Stated exercise - Would you write out the listing verbatim and skip every picture in it?

Data extract -
— Start —

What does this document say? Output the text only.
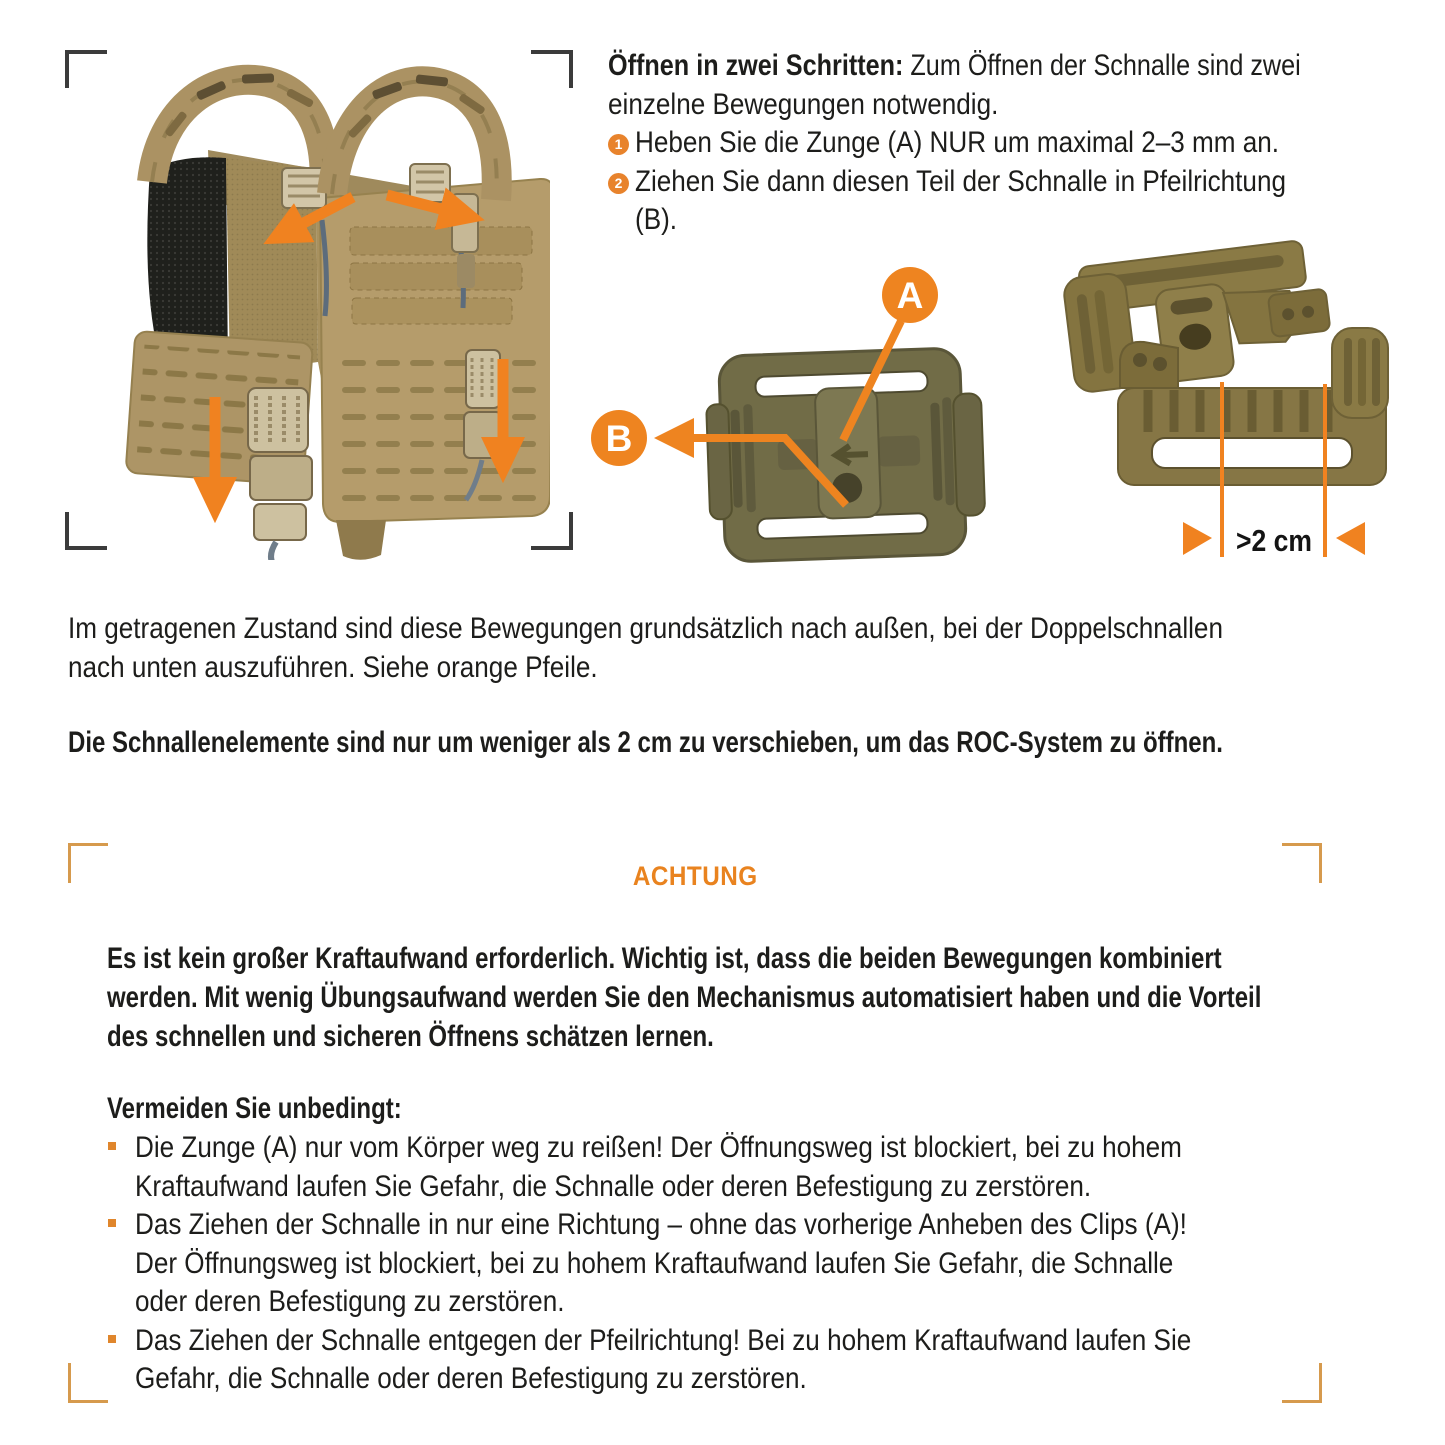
Öffnen in zwei Schritten: Zum Öffnen der Schnalle sind zwei
einzelne Bewegungen notwendig.
1 Heben Sie die Zunge (A) NUR um maximal 2–3 mm an.
2 Ziehen Sie dann diesen Teil der Schnalle in Pfeilrichtung
(B).
A
B
>2 cm
Im getragenen Zustand sind diese Bewegungen grundsätzlich nach außen, bei der Doppelschnallen
nach unten auszuführen. Siehe orange Pfeile.
Die Schnallenelemente sind nur um weniger als 2 cm zu verschieben, um das ROC-System zu öffnen.
ACHTUNG
Es ist kein großer Kraftaufwand erforderlich. Wichtig ist, dass die beiden Bewegungen kombiniert
werden. Mit wenig Übungsaufwand werden Sie den Mechanismus automatisiert haben und die Vorteil
des schnellen und sicheren Öffnens schätzen lernen.
Vermeiden Sie unbedingt:
Die Zunge (A) nur vom Körper weg zu reißen! Der Öffnungsweg ist blockiert, bei zu hohem
Kraftaufwand laufen Sie Gefahr, die Schnalle oder deren Befestigung zu zerstören.
Das Ziehen der Schnalle in nur eine Richtung – ohne das vorherige Anheben des Clips (A)!
Der Öffnungsweg ist blockiert, bei zu hohem Kraftaufwand laufen Sie Gefahr, die Schnalle
oder deren Befestigung zu zerstören.
Das Ziehen der Schnalle entgegen der Pfeilrichtung! Bei zu hohem Kraftaufwand laufen Sie
Gefahr, die Schnalle oder deren Befestigung zu zerstören.
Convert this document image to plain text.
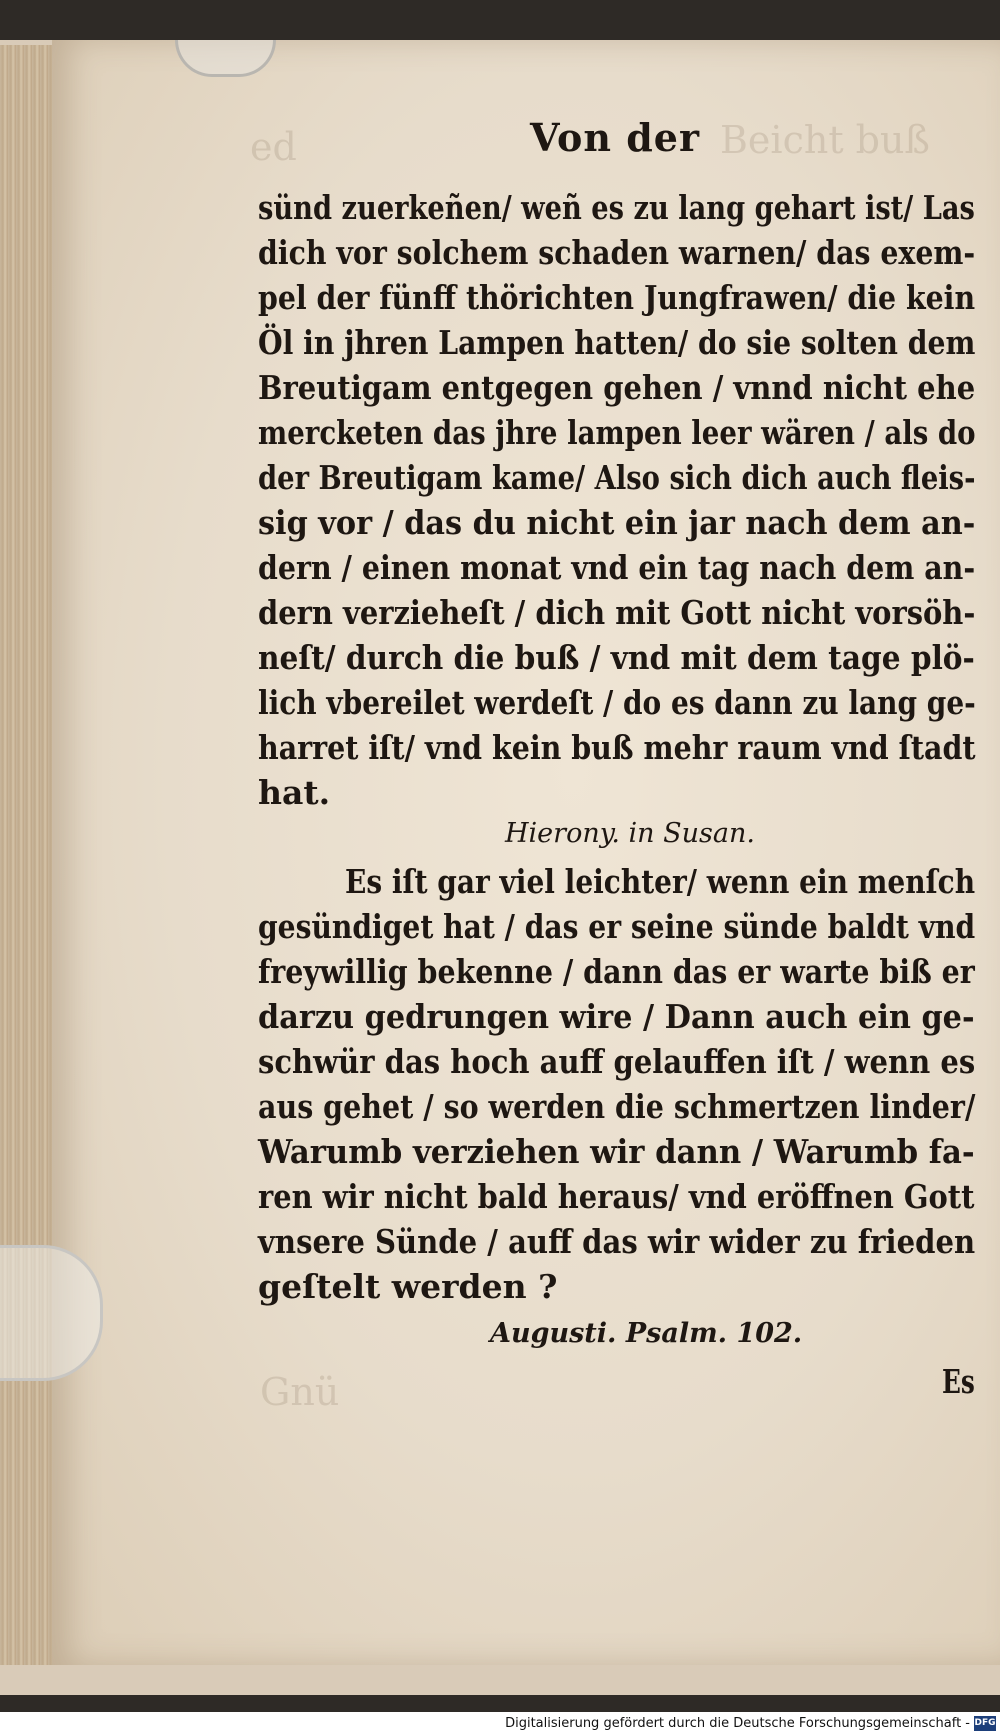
ed	Beicht buß
Gnü
Von der
sünd zuerkeñen/ weñ es zu lang gehart ist/ Las
dich vor solchem schaden warnen/ das exem-
pel der fünff thörichten Jungfrawen/ die kein
Öl in jhren Lampen hatten/ do sie solten dem
Breutigam entgegen gehen / vnnd nicht ehe
mercketen das jhre lampen leer wären / als do
der Breutigam kame/ Also sich dich auch fleis-
sig vor / das du nicht ein jar nach dem an-
dern / einen monat vnd ein tag nach dem an-
dern verzieheſt / dich mit Gott nicht vorsöh-
neſt/ durch die buß / vnd mit dem tage plö-
lich vbereilet werdeſt / do es dann zu lang ge-
harret iſt/ vnd kein buß mehr raum vnd ſtadt
hat.
Hierony. in Susan.
Es iſt gar viel leichter/ wenn ein menſch
gesündiget hat / das er seine sünde baldt vnd
freywillig bekenne / dann das er warte biß er
darzu gedrungen wire / Dann auch ein ge-
schwür das hoch auff gelauffen iſt / wenn es
aus gehet / so werden die schmertzen linder/
Warumb verziehen wir dann / Warumb fa-
ren wir nicht bald heraus/ vnd eröffnen Gott
vnsere Sünde / auff das wir wider zu frieden
geſtelt werden ?
Augusti. Psalm. 102.
Es
Digitalisierung gefördert durch die Deutsche Forschungsgemeinschaft - DFG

— End —

Output -
What does this document say? Output the text only.
Öffnen in zwei Schritten: Zum Öffnen der Schnalle sind zwei
einzelne Bewegungen notwendig.
1 Heben Sie die Zunge (A) NUR um maximal 2–3 mm an.
2 Ziehen Sie dann diesen Teil der Schnalle in Pfeilrichtung
(B).
A
B
>2 cm
Im getragenen Zustand sind diese Bewegungen grundsätzlich nach außen, bei der Doppelschnallen
nach unten auszuführen. Siehe orange Pfeile.
Die Schnallenelemente sind nur um weniger als 2 cm zu verschieben, um das ROC-System zu öffnen.
ACHTUNG
Es ist kein großer Kraftaufwand erforderlich. Wichtig ist, dass die beiden Bewegungen kombiniert
werden. Mit wenig Übungsaufwand werden Sie den Mechanismus automatisiert haben und die Vorteil
des schnellen und sicheren Öffnens schätzen lernen.
Vermeiden Sie unbedingt:
Die Zunge (A) nur vom Körper weg zu reißen! Der Öffnungsweg ist blockiert, bei zu hohem
Kraftaufwand laufen Sie Gefahr, die Schnalle oder deren Befestigung zu zerstören.
Das Ziehen der Schnalle in nur eine Richtung – ohne das vorherige Anheben des Clips (A)!
Der Öffnungsweg ist blockiert, bei zu hohem Kraftaufwand laufen Sie Gefahr, die Schnalle
oder deren Befestigung zu zerstören.
Das Ziehen der Schnalle entgegen der Pfeilrichtung! Bei zu hohem Kraftaufwand laufen Sie
Gefahr, die Schnalle oder deren Befestigung zu zerstören.
Convert this document image to plain text.
ed	Beicht buß
Gnü
Von der
sünd zuerkeñen/ weñ es zu lang gehart ist/ Las
dich vor solchem schaden warnen/ das exem-
pel der fünff thörichten Jungfrawen/ die kein
Öl in jhren Lampen hatten/ do sie solten dem
Breutigam entgegen gehen / vnnd nicht ehe
mercketen das jhre lampen leer wären / als do
der Breutigam kame/ Also sich dich auch fleis-
sig vor / das du nicht ein jar nach dem an-
dern / einen monat vnd ein tag nach dem an-
dern verzieheſt / dich mit Gott nicht vorsöh-
neſt/ durch die buß / vnd mit dem tage plö-
lich vbereilet werdeſt / do es dann zu lang ge-
harret iſt/ vnd kein buß mehr raum vnd ſtadt
hat.
Hierony. in Susan.
Es iſt gar viel leichter/ wenn ein menſch
gesündiget hat / das er seine sünde baldt vnd
freywillig bekenne / dann das er warte biß er
darzu gedrungen wire / Dann auch ein ge-
schwür das hoch auff gelauffen iſt / wenn es
aus gehet / so werden die schmertzen linder/
Warumb verziehen wir dann / Warumb fa-
ren wir nicht bald heraus/ vnd eröffnen Gott
vnsere Sünde / auff das wir wider zu frieden
geſtelt werden ?
Augusti. Psalm. 102.
Es
Digitalisierung gefördert durch die Deutsche Forschungsgemeinschaft - DFG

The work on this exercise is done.